Filter this data down to the lines that hold "local", and copy them.

*DATA LISTING*.
# # # # # # #

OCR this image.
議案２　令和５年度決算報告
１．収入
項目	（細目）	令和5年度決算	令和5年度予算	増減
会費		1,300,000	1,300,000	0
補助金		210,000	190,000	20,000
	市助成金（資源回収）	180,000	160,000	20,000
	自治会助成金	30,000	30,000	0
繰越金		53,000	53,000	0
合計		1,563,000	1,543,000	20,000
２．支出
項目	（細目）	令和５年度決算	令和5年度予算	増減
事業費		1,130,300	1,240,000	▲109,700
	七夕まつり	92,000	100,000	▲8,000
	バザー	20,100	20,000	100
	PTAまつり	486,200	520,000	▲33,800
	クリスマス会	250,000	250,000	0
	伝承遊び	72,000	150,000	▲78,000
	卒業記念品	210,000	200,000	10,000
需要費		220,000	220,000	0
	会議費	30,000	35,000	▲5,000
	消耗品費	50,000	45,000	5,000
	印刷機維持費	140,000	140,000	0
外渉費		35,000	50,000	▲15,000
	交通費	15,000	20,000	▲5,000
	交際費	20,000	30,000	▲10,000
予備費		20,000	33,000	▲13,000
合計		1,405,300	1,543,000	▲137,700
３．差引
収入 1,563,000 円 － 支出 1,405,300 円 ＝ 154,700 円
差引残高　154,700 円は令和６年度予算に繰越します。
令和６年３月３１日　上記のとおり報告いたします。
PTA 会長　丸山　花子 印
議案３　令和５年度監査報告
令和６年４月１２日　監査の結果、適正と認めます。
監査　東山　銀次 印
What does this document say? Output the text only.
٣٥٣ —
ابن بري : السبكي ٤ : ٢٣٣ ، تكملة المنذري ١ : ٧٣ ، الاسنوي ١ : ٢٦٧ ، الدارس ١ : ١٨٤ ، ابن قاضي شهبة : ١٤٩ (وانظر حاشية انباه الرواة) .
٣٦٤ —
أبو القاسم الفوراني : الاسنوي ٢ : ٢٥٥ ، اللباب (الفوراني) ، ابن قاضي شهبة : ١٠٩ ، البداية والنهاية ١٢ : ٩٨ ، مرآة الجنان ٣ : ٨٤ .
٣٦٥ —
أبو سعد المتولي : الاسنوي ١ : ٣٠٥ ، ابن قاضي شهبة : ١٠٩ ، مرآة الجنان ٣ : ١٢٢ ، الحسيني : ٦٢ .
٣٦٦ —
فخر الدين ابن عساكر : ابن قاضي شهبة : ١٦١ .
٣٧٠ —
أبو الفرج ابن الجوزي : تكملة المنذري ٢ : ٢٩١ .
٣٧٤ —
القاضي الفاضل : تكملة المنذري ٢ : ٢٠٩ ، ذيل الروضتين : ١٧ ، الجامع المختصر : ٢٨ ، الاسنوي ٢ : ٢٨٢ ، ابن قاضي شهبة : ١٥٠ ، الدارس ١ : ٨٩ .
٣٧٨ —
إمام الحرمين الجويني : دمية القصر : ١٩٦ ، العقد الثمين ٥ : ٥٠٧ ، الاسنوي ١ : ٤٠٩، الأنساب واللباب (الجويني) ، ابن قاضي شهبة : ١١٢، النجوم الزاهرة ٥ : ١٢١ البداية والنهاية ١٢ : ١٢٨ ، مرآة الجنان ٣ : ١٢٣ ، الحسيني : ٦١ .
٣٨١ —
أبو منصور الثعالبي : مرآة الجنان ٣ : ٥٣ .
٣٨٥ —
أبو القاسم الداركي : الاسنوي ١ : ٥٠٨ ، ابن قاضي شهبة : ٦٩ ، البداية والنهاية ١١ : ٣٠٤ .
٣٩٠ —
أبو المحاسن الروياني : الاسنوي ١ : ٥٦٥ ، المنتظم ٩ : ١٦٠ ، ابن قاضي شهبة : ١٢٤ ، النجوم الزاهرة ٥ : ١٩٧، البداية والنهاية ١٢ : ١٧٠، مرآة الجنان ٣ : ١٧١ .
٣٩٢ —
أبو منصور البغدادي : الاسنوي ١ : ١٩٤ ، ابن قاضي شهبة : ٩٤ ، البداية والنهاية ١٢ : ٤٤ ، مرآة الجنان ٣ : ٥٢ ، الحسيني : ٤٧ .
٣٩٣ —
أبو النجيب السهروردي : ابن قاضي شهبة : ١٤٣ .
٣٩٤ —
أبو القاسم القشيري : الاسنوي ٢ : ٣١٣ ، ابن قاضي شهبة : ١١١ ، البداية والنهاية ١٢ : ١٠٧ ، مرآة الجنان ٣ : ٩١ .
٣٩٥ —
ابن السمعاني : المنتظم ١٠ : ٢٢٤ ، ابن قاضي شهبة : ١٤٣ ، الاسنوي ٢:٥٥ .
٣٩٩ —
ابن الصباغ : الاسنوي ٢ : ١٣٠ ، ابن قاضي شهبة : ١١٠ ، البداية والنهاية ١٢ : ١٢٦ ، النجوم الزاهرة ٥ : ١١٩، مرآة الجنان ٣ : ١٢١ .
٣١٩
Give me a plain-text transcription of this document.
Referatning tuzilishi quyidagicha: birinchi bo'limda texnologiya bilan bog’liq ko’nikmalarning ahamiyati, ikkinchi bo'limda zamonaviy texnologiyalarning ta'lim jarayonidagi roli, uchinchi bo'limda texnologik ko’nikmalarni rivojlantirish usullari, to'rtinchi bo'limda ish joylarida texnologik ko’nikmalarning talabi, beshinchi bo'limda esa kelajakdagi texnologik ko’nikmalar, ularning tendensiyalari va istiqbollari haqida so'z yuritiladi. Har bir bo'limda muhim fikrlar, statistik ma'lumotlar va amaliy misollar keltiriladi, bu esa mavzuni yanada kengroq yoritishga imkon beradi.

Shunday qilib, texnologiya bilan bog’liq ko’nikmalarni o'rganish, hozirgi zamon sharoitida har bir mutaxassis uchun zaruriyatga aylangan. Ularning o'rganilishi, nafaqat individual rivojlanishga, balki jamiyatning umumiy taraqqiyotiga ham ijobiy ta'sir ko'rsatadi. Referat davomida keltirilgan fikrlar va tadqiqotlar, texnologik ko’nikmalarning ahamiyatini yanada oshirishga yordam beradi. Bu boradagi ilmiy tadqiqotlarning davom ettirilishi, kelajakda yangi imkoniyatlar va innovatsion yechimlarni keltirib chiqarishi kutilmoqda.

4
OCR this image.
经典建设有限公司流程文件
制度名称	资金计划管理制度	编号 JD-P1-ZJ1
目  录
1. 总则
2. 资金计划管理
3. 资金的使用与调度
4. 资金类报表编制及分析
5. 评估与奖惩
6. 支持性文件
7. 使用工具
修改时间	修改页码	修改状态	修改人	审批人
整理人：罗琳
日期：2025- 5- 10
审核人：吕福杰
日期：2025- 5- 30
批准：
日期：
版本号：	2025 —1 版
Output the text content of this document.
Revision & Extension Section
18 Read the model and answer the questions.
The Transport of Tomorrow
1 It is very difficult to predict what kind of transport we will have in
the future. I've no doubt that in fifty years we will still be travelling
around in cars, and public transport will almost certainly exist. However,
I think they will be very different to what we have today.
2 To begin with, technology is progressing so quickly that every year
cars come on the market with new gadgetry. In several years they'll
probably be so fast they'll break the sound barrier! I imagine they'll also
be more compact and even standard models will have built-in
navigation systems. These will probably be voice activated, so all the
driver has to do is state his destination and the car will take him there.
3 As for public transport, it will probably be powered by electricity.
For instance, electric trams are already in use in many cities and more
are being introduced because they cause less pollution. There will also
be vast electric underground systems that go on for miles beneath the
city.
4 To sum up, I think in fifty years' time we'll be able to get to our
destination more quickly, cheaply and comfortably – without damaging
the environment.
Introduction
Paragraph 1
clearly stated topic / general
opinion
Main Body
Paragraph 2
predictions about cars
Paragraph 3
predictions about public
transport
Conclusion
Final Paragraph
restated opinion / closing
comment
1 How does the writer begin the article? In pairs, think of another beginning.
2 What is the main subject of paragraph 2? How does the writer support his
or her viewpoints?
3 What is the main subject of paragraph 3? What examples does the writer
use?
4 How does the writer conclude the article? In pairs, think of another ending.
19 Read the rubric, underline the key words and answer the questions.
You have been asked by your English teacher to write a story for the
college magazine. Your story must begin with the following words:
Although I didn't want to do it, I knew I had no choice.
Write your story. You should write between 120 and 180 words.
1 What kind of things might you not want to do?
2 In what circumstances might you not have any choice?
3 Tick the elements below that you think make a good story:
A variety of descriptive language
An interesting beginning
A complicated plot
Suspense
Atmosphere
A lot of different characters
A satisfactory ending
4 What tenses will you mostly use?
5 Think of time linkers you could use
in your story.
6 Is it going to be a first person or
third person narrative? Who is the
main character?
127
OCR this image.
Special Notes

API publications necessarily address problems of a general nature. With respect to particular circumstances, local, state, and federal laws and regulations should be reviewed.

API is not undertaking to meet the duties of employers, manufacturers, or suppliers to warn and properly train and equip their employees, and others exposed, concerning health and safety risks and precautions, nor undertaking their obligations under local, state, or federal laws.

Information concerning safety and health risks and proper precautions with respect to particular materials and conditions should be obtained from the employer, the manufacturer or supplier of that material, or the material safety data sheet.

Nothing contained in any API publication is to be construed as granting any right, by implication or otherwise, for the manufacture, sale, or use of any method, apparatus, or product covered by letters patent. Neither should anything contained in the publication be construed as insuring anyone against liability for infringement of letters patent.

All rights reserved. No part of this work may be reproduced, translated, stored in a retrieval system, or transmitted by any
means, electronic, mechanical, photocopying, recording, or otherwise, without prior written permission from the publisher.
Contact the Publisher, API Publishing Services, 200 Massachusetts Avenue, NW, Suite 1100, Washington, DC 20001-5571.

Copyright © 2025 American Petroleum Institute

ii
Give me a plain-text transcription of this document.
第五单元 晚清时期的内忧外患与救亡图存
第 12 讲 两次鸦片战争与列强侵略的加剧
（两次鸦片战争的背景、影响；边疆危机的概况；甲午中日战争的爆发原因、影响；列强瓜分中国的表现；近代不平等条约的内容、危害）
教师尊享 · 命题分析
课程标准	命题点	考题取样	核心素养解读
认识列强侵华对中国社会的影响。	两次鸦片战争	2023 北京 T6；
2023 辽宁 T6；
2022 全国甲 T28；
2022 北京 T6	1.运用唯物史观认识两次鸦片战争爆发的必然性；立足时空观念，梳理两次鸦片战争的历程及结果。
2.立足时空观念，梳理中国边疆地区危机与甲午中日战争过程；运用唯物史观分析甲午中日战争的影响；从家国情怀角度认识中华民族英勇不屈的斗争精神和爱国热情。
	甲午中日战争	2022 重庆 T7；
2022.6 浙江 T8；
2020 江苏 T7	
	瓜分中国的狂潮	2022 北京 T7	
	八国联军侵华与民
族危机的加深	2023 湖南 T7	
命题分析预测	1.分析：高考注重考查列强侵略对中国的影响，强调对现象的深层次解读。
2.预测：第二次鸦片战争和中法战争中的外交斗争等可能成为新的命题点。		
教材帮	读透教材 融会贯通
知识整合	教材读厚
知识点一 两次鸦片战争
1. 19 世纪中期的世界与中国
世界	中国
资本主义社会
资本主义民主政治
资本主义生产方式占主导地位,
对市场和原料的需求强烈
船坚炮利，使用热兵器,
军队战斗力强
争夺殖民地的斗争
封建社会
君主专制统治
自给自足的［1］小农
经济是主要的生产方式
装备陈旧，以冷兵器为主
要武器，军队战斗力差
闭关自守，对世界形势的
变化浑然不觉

# # # # # # #

*EXPECTED OUTPUT*.
API publications necessarily address problems of a general nature. With respect to particular circumstances, local, state, and federal laws and regulations should be reviewed.
API is not undertaking to meet the duties of employers, manufacturers, or suppliers to warn and properly train and equip their employees, and others exposed, concerning health and safety risks and precautions, nor undertaking their obligations under local, state, or federal laws.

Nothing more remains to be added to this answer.